__What this task involves__. Reproduce the records below exactly as they appear.

======== Data provided ========

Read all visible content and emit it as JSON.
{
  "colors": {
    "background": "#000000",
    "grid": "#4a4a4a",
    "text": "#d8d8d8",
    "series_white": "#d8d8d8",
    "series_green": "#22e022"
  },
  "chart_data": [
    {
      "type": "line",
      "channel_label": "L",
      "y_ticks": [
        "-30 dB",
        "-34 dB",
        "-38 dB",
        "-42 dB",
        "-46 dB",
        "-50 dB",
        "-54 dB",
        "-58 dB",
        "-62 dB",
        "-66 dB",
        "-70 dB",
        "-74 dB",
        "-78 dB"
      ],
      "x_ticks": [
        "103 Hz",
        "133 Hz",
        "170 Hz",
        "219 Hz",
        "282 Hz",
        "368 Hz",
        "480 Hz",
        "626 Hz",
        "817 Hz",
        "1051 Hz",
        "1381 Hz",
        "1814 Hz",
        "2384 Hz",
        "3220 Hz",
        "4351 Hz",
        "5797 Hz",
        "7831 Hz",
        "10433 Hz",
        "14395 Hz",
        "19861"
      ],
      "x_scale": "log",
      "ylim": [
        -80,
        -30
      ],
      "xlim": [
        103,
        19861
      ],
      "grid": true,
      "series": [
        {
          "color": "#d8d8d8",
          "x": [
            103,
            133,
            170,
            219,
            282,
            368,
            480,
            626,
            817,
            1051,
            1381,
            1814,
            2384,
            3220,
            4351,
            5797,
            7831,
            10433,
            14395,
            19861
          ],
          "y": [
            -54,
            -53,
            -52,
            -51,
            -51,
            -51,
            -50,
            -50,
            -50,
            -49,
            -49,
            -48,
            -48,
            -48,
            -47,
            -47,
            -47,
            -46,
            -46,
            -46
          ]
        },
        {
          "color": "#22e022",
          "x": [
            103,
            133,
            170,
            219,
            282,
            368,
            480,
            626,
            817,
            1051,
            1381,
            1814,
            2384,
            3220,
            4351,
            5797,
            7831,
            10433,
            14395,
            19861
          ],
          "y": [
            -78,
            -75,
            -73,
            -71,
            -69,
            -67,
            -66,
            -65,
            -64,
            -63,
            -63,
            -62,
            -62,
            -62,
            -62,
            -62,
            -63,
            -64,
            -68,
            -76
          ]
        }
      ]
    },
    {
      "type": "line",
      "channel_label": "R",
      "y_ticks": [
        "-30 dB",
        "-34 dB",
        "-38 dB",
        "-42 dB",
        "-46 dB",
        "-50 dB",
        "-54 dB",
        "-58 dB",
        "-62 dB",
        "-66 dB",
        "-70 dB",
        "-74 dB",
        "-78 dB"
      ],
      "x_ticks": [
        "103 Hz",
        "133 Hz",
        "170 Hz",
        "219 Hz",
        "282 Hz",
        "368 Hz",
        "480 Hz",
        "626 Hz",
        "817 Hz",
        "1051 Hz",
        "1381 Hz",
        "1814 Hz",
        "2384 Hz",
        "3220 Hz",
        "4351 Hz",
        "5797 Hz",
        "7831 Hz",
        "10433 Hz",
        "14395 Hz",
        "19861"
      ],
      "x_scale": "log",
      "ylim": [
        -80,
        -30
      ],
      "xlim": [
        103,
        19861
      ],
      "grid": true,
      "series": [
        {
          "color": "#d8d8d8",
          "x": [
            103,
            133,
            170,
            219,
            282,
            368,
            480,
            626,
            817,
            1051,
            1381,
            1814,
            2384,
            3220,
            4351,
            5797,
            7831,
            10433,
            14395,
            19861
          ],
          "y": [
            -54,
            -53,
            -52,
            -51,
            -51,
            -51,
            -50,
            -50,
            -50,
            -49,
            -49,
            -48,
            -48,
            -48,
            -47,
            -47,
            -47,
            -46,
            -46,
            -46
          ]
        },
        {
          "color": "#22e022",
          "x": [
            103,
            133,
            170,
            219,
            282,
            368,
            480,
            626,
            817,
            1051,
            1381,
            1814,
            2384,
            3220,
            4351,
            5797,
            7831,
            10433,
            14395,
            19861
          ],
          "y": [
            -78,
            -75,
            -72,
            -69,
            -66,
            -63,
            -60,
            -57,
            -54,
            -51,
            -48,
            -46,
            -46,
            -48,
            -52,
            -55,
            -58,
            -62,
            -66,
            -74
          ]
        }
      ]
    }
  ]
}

========

__Solution to this exercise__.
Read all visible content and emit it as JSON.
{
  "colors": {
    "background": "#000000",
    "grid": "#4a4a4a",
    "text": "#d8d8d8",
    "series_white": "#d8d8d8",
    "series_green": "#22e022"
  },
  "chart_data": [
    {
      "type": "line",
      "channel_label": "L",
      "y_ticks": [
        "-30 dB",
        "-34 dB",
        "-38 dB",
        "-42 dB",
        "-46 dB",
        "-50 dB",
        "-54 dB",
        "-58 dB",
        "-62 dB",
        "-66 dB",
        "-70 dB",
        "-74 dB",
        "-78 dB"
      ],
      "x_ticks": [
        "103 Hz",
        "133 Hz",
        "170 Hz",
        "219 Hz",
        "282 Hz",
        "368 Hz",
        "480 Hz",
        "626 Hz",
        "817 Hz",
        "1051 Hz",
        "1381 Hz",
        "1814 Hz",
        "2384 Hz",
        "3220 Hz",
        "4351 Hz",
        "5797 Hz",
        "7831 Hz",
        "10433 Hz",
        "14395 Hz",
        "19861"
      ],
      "x_scale": "log",
      "ylim": [
        -80,
        -30
      ],
      "xlim": [
        103,
        19861
      ],
      "grid": true,
      "series": [
        {
          "color": "#d8d8d8",
          "x": [
            103,
            133,
            170,
            219,
            282,
            368,
            480,
            626,
            817,
            1051,
            1381,
            1814,
            2384,
            3220,
            4351,
            5797,
            7831,
            10433,
            14395,
            19861
          ],
          "y": [
            -54,
            -53,
            -52,
            -51,
            -51,
            -51,
            -50,
            -50,
            -50,
            -49,
            -49,
            -48,
            -48,
            -48,
            -47,
            -47,
            -47,
            -46,
            -46,
            -46
          ]
        },
        {
          "color": "#22e022",
          "x": [
            103,
            133,
            170,
            219,
            282,
            368,
            480,
            626,
            817,
            1051,
            1381,
            1814,
            2384,
            3220,
            4351,
            5797,
            7831,
            10433,
            14395,
            19861
          ],
          "y": [
            -78,
            -75,
            -73,
            -71,
            -69,
            -67,
            -66,
            -65,
            -64,
            -63,
            -63,
            -62,
            -62,
            -62,
            -62,
            -62,
            -63,
            -64,
            -68,
            -76
          ]
        }
      ]
    },
    {
      "type": "line",
      "channel_label": "R",
      "y_ticks": [
        "-30 dB",
        "-34 dB",
        "-38 dB",
        "-42 dB",
        "-46 dB",
        "-50 dB",
        "-54 dB",
        "-58 dB",
        "-62 dB",
        "-66 dB",
        "-70 dB",
        "-74 dB",
        "-78 dB"
      ],
      "x_ticks": [
        "103 Hz",
        "133 Hz",
        "170 Hz",
        "219 Hz",
        "282 Hz",
        "368 Hz",
        "480 Hz",
        "626 Hz",
        "817 Hz",
        "1051 Hz",
        "1381 Hz",
        "1814 Hz",
        "2384 Hz",
        "3220 Hz",
        "4351 Hz",
        "5797 Hz",
        "7831 Hz",
        "10433 Hz",
        "14395 Hz",
        "19861"
      ],
      "x_scale": "log",
      "ylim": [
        -80,
        -30
      ],
      "xlim": [
        103,
        19861
      ],
      "grid": true,
      "series": [
        {
          "color": "#d8d8d8",
          "x": [
            103,
            133,
            170,
            219,
            282,
            368,
            480,
            626,
            817,
            1051,
            1381,
            1814,
            2384,
            3220,
            4351,
            5797,
            7831,
            10433,
            14395,
            19861
          ],
          "y": [
            -54,
            -53,
            -52,
            -51,
            -51,
            -51,
            -50,
            -50,
            -50,
            -49,
            -49,
            -48,
            -48,
            -48,
            -47,
            -47,
            -47,
            -46,
            -46,
            -46
          ]
        },
        {
          "color": "#22e022",
          "x": [
            103,
            133,
            170,
            219,
            282,
            368,
            480,
            626,
            817,
            1051,
            1381,
            1814,
            2384,
            3220,
            4351,
            5797,
            7831,
            10433,
            14395,
            19861
          ],
          "y": [
            -78,
            -75,
            -72,
            -69,
            -66,
            -63,
            -60,
            -57,
            -54,
            -51,
            -48,
            -46,
            -46,
            -48,
            -52,
            -55,
            -58,
            -62,
            -66,
            -74
          ]
        }
      ]
    }
  ]
}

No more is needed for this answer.